* **WRITTEN TASK**: Reproduce the stretch of lines from the one containing "- legend-swatch: [131, 484, 169, 491]" through the one containing "- legend-swatch: [131, 452, 169, 459]", both included, and nothing else.

⟨

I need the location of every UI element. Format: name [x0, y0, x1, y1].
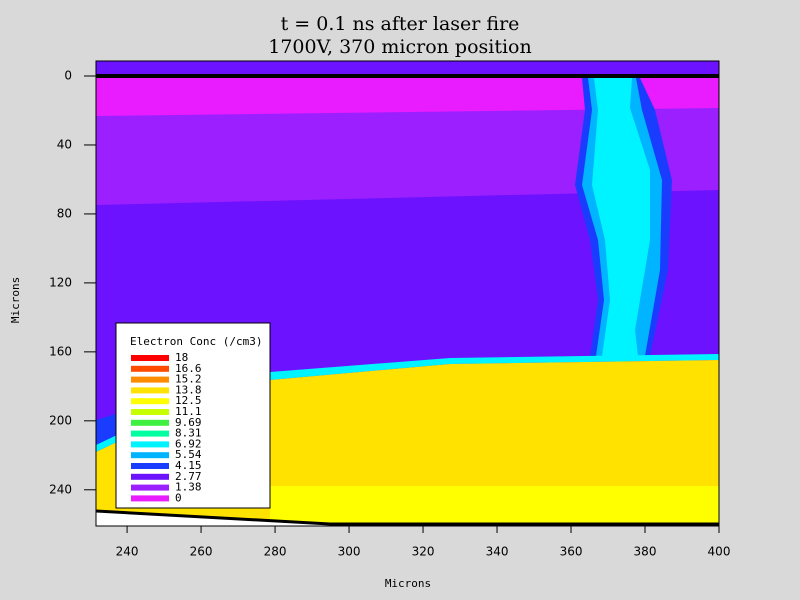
- legend-swatch: [131, 484, 169, 491]
- x-tick-label: 360: [560, 545, 583, 559]
- x-tick-label: 340: [486, 545, 509, 559]
- y-tick-label: 0: [64, 69, 72, 83]
- x-tick-label: 380: [634, 545, 657, 559]
- contour-region: [592, 78, 650, 356]
- legend-swatch: [131, 452, 169, 459]
- x-axis-label: Microns: [385, 577, 431, 590]
- legend-label: 6.92: [175, 437, 202, 450]
- legend-swatch: [131, 365, 169, 372]
- x-tick-label: 280: [264, 545, 287, 559]
- legend-label: 8.31: [175, 427, 202, 440]
- legend-label: 18: [175, 351, 188, 364]
- legend-label: 1.38: [175, 481, 202, 494]
- legend-label: 15.2: [175, 373, 202, 386]
- legend-label: 13.8: [175, 383, 202, 396]
- legend-label: 5.54: [175, 448, 202, 461]
- legend-swatch: [131, 376, 169, 383]
- legend-swatch: [131, 409, 169, 415]
- boundary: [96, 509, 331, 526]
- legend-title: Electron Conc (/cm3): [130, 335, 262, 348]
- legend-label: 12.5: [175, 394, 202, 407]
- legend-label: 16.6: [175, 362, 202, 375]
- legend-label: 11.1: [175, 405, 202, 418]
- legend-swatch: [131, 387, 169, 394]
- y-tick-label: 240: [49, 482, 72, 496]
- legend-swatch: [131, 473, 169, 480]
- legend-swatch: [131, 419, 169, 426]
- y-tick-label: 120: [49, 275, 72, 289]
- y-tick-label: 40: [57, 137, 72, 151]
- contour-region: [270, 486, 719, 526]
- legend-label: 9.69: [175, 416, 202, 429]
- x-tick-label: 400: [708, 545, 731, 559]
- contour-region: [96, 78, 719, 116]
- legend-label: 2.77: [175, 470, 202, 483]
- y-tick-label: 200: [49, 413, 72, 427]
- legend-label: 4.15: [175, 459, 202, 472]
- legend-swatch: [131, 430, 169, 437]
- chart-title: t = 0.1 ns after laser fire: [281, 13, 520, 35]
- y-tick-label: 80: [57, 206, 72, 220]
- plot-frame: [95, 60, 720, 527]
- y-tick-label: 160: [49, 344, 72, 358]
- x-tick-label: 300: [338, 545, 361, 559]
- x-tick-label: 320: [412, 545, 435, 559]
- legend-swatch: [131, 355, 169, 361]
- legend-swatch: [131, 398, 169, 405]
- legend-swatch: [131, 463, 169, 469]
- x-tick-label: 240: [116, 545, 139, 559]
- legend-swatch: [131, 495, 169, 502]
- legend-swatch: [131, 441, 169, 448]
- y-axis-label: Microns: [9, 277, 22, 323]
- legend-label: 0: [175, 491, 182, 504]
- x-tick-label: 260: [190, 545, 213, 559]
- chart-subtitle: 1700V, 370 micron position: [268, 36, 532, 58]
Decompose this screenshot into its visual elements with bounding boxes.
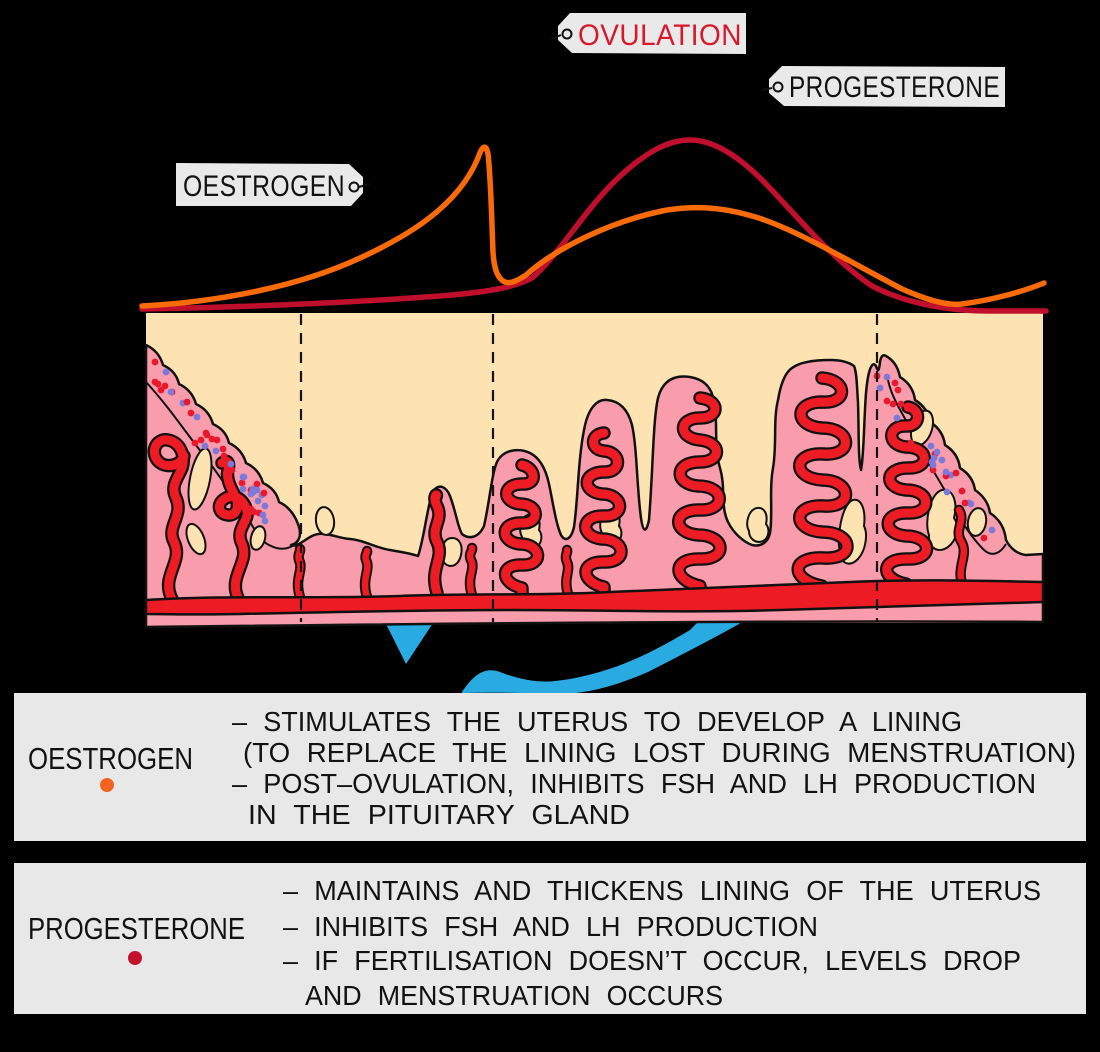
svg-text:PROGESTERONE: PROGESTERONE	[28, 911, 245, 946]
svg-text:– INHIBITS FSH AND LH PRODUCTI: – INHIBITS FSH AND LH PRODUCTION	[283, 911, 818, 942]
svg-text:PROGESTERONE: PROGESTERONE	[789, 71, 1000, 104]
svg-text:– STIMULATES THE UTERUS TO DEV: – STIMULATES THE UTERUS TO DEVELOP A LIN…	[232, 706, 962, 737]
svg-text:OVULATION: OVULATION	[578, 19, 742, 52]
svg-text:– POST–OVULATION, INHIBITS FSH: – POST–OVULATION, INHIBITS FSH AND LH PR…	[232, 768, 1036, 799]
svg-text:(TO REPLACE THE LINING LOST DU: (TO REPLACE THE LINING LOST DURING MENST…	[243, 737, 1076, 768]
svg-text:OESTROGEN: OESTROGEN	[28, 741, 193, 776]
svg-text:– MAINTAINS AND THICKENS LININ: – MAINTAINS AND THICKENS LINING OF THE U…	[283, 875, 1041, 906]
svg-text:OESTROGEN: OESTROGEN	[183, 170, 345, 203]
svg-text:AND MENSTRUATION OCCURS: AND MENSTRUATION OCCURS	[305, 980, 723, 1011]
svg-text:IN THE PITUITARY GLAND: IN THE PITUITARY GLAND	[248, 799, 630, 830]
svg-text:– IF FERTILISATION DOESN’T OCC: – IF FERTILISATION DOESN’T OCCUR, LEVELS…	[283, 945, 1021, 976]
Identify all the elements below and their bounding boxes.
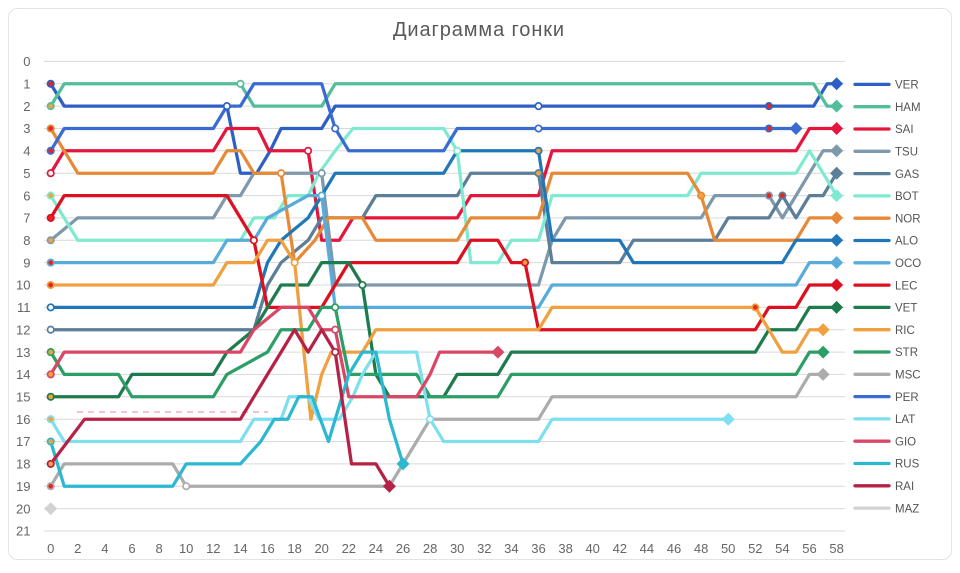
svg-text:1: 1 xyxy=(23,77,30,92)
svg-text:2: 2 xyxy=(74,541,81,556)
svg-text:SAI: SAI xyxy=(895,124,914,136)
svg-text:12: 12 xyxy=(206,541,220,556)
svg-text:6: 6 xyxy=(128,541,135,556)
svg-text:GIO: GIO xyxy=(895,436,916,448)
svg-text:32: 32 xyxy=(477,541,491,556)
svg-text:50: 50 xyxy=(721,541,735,556)
svg-text:26: 26 xyxy=(396,541,410,556)
svg-text:13: 13 xyxy=(16,345,30,360)
svg-text:20: 20 xyxy=(314,541,328,556)
svg-text:14: 14 xyxy=(233,541,247,556)
svg-text:10: 10 xyxy=(16,278,30,293)
svg-text:15: 15 xyxy=(16,390,30,405)
svg-text:NOR: NOR xyxy=(895,213,921,225)
svg-text:21: 21 xyxy=(16,524,30,539)
svg-text:7: 7 xyxy=(23,211,30,226)
svg-text:0: 0 xyxy=(47,541,54,556)
svg-text:18: 18 xyxy=(16,457,30,472)
svg-text:20: 20 xyxy=(16,501,30,516)
svg-text:28: 28 xyxy=(423,541,437,556)
svg-text:LAT: LAT xyxy=(895,414,915,426)
svg-text:46: 46 xyxy=(667,541,681,556)
svg-text:14: 14 xyxy=(16,367,30,382)
svg-text:VER: VER xyxy=(895,80,919,92)
svg-text:RAI: RAI xyxy=(895,481,914,493)
svg-text:56: 56 xyxy=(802,541,816,556)
svg-text:RIC: RIC xyxy=(895,325,915,337)
svg-text:17: 17 xyxy=(16,434,30,449)
svg-text:16: 16 xyxy=(260,541,274,556)
svg-text:BOT: BOT xyxy=(895,191,919,203)
svg-text:VET: VET xyxy=(895,303,917,315)
svg-text:58: 58 xyxy=(829,541,843,556)
svg-text:42: 42 xyxy=(613,541,627,556)
svg-text:ALO: ALO xyxy=(895,236,918,248)
svg-text:54: 54 xyxy=(775,541,789,556)
svg-text:12: 12 xyxy=(16,322,30,337)
svg-text:6: 6 xyxy=(23,188,30,203)
svg-text:OCO: OCO xyxy=(895,258,921,270)
svg-text:19: 19 xyxy=(16,479,30,494)
svg-text:36: 36 xyxy=(531,541,545,556)
svg-text:10: 10 xyxy=(179,541,193,556)
svg-text:52: 52 xyxy=(748,541,762,556)
svg-text:38: 38 xyxy=(558,541,572,556)
svg-text:30: 30 xyxy=(450,541,464,556)
svg-text:24: 24 xyxy=(369,541,383,556)
svg-text:Диаграмма гонки: Диаграмма гонки xyxy=(393,19,565,41)
svg-text:5: 5 xyxy=(23,166,30,181)
svg-text:2: 2 xyxy=(23,99,30,114)
svg-text:11: 11 xyxy=(17,300,31,315)
svg-text:4: 4 xyxy=(23,144,30,159)
svg-text:44: 44 xyxy=(640,541,654,556)
svg-text:16: 16 xyxy=(16,412,30,427)
svg-text:LEC: LEC xyxy=(895,280,917,292)
svg-text:8: 8 xyxy=(155,541,162,556)
svg-text:34: 34 xyxy=(504,541,518,556)
svg-text:8: 8 xyxy=(23,233,30,248)
svg-text:MSC: MSC xyxy=(895,370,921,382)
svg-text:MAZ: MAZ xyxy=(895,503,919,515)
svg-text:9: 9 xyxy=(23,255,30,270)
svg-text:40: 40 xyxy=(585,541,599,556)
svg-text:18: 18 xyxy=(287,541,301,556)
svg-text:22: 22 xyxy=(342,541,356,556)
svg-text:STR: STR xyxy=(895,347,918,359)
svg-text:TSU: TSU xyxy=(895,147,918,159)
svg-text:4: 4 xyxy=(101,541,108,556)
svg-text:RUS: RUS xyxy=(895,459,920,471)
svg-text:PER: PER xyxy=(895,392,919,404)
svg-text:48: 48 xyxy=(694,541,708,556)
svg-text:3: 3 xyxy=(23,121,30,136)
svg-text:0: 0 xyxy=(23,54,30,69)
svg-text:GAS: GAS xyxy=(895,169,920,181)
svg-text:HAM: HAM xyxy=(895,102,921,114)
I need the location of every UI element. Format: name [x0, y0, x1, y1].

⟩

* **COMPLETED TASK**:
- legend-swatch: [131, 484, 169, 491]
- x-tick-label: 360: [560, 545, 583, 559]
- x-tick-label: 340: [486, 545, 509, 559]
- y-tick-label: 0: [64, 69, 72, 83]
- x-tick-label: 380: [634, 545, 657, 559]
- contour-region: [592, 78, 650, 356]
- legend-swatch: [131, 452, 169, 459]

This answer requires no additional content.